**WHAT TO DO:** Copy every line from the data below in which the string "Hula" can be found.

**Extracted data entries:**
※ ※ ※

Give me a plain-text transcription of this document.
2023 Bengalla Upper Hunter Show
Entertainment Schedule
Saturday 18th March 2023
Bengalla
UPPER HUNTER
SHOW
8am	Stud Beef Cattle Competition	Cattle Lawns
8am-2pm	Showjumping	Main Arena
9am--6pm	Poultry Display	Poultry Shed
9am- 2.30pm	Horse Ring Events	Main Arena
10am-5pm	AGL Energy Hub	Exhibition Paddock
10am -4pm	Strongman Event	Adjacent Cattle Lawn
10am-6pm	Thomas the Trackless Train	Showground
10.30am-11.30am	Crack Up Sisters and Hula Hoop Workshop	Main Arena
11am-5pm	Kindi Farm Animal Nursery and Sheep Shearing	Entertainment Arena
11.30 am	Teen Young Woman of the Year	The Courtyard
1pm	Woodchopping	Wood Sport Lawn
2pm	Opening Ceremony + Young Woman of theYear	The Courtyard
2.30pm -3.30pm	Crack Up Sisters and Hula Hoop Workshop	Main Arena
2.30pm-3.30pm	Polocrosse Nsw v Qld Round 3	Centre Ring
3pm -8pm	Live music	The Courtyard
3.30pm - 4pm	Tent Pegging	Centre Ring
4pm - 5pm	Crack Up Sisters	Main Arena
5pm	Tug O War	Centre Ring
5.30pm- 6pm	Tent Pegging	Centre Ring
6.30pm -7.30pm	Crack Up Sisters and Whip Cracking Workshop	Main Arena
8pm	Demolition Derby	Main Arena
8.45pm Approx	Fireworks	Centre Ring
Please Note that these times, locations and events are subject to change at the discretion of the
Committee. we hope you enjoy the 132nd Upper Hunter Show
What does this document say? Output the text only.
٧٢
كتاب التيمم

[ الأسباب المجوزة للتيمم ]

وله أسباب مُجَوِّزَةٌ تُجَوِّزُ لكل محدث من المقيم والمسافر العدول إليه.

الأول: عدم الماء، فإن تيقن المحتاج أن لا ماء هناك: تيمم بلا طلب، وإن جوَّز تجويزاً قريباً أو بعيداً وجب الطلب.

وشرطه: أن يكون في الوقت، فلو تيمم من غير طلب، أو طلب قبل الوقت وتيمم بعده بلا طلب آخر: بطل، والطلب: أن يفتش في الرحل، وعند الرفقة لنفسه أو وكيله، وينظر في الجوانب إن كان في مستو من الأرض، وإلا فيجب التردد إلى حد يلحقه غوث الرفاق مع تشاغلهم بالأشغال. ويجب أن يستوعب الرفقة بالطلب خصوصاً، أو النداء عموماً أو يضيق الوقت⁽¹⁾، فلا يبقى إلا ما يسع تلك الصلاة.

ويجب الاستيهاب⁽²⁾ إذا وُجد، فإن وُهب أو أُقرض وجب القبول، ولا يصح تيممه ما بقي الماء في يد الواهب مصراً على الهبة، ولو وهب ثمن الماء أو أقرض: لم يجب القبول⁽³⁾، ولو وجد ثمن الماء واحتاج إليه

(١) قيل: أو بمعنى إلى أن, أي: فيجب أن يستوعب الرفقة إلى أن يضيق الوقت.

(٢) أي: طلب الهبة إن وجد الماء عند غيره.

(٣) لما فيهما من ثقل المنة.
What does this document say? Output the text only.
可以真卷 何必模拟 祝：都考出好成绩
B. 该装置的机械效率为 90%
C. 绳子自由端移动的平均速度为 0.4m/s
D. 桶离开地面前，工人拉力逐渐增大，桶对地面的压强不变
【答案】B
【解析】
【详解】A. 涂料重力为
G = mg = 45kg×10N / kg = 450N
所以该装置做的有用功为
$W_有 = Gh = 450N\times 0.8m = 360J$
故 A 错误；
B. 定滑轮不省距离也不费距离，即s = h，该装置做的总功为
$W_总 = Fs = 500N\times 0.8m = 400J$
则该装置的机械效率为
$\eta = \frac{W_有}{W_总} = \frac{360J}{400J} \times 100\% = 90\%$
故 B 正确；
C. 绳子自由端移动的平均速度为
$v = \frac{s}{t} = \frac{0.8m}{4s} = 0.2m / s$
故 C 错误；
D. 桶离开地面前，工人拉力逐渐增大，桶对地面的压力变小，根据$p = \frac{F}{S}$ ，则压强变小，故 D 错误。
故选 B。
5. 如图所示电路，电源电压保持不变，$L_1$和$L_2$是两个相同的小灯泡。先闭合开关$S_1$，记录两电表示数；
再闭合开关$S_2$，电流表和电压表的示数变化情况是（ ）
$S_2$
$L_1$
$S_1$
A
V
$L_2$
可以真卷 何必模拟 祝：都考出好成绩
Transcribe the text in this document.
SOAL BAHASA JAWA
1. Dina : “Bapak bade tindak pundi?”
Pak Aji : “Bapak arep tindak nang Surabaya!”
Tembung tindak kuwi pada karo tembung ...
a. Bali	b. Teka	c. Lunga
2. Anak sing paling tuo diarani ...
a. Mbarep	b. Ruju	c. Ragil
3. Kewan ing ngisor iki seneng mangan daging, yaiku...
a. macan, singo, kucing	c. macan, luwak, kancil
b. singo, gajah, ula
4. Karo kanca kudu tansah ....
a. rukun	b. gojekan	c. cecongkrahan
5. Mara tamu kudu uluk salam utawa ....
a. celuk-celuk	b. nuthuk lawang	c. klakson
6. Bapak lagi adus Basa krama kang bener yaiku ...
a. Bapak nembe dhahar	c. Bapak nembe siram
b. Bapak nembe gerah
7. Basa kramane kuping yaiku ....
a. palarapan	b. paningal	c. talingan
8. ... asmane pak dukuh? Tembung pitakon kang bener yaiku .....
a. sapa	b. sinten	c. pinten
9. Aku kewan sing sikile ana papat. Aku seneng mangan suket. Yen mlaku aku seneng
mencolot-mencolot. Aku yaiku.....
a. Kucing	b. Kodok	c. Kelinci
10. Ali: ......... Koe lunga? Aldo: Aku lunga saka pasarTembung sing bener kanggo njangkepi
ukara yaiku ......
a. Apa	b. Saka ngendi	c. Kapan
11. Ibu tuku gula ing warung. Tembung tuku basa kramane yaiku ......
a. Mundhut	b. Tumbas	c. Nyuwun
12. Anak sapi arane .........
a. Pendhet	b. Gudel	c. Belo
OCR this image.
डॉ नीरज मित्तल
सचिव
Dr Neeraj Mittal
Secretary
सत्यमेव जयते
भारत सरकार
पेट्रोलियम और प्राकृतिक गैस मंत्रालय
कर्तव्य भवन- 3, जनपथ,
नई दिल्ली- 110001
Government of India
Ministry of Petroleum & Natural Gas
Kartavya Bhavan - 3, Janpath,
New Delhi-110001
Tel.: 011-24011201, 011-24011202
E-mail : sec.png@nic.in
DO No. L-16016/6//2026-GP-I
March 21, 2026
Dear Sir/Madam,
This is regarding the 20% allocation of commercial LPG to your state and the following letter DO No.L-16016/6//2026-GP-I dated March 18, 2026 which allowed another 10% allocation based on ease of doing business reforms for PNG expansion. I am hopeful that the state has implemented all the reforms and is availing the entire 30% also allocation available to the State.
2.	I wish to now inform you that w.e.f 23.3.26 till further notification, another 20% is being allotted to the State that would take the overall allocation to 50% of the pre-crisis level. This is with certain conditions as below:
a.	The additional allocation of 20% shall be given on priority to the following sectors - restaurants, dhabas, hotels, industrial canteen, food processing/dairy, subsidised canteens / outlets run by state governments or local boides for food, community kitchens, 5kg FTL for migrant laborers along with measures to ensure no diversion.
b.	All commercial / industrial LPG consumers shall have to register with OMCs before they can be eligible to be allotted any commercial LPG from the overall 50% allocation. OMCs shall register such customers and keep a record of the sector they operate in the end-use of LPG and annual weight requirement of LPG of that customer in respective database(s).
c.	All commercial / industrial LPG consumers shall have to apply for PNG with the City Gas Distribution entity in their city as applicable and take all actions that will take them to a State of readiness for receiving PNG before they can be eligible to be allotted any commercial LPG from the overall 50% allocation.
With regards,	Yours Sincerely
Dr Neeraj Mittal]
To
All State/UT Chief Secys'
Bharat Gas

※ ※ ※

**RIGHT ANSWER:**
10.30am-11.30am	Crack Up Sisters and Hula Hoop Workshop	Main Arena
2.30pm -3.30pm	Crack Up Sisters and Hula Hoop Workshop	Main Arena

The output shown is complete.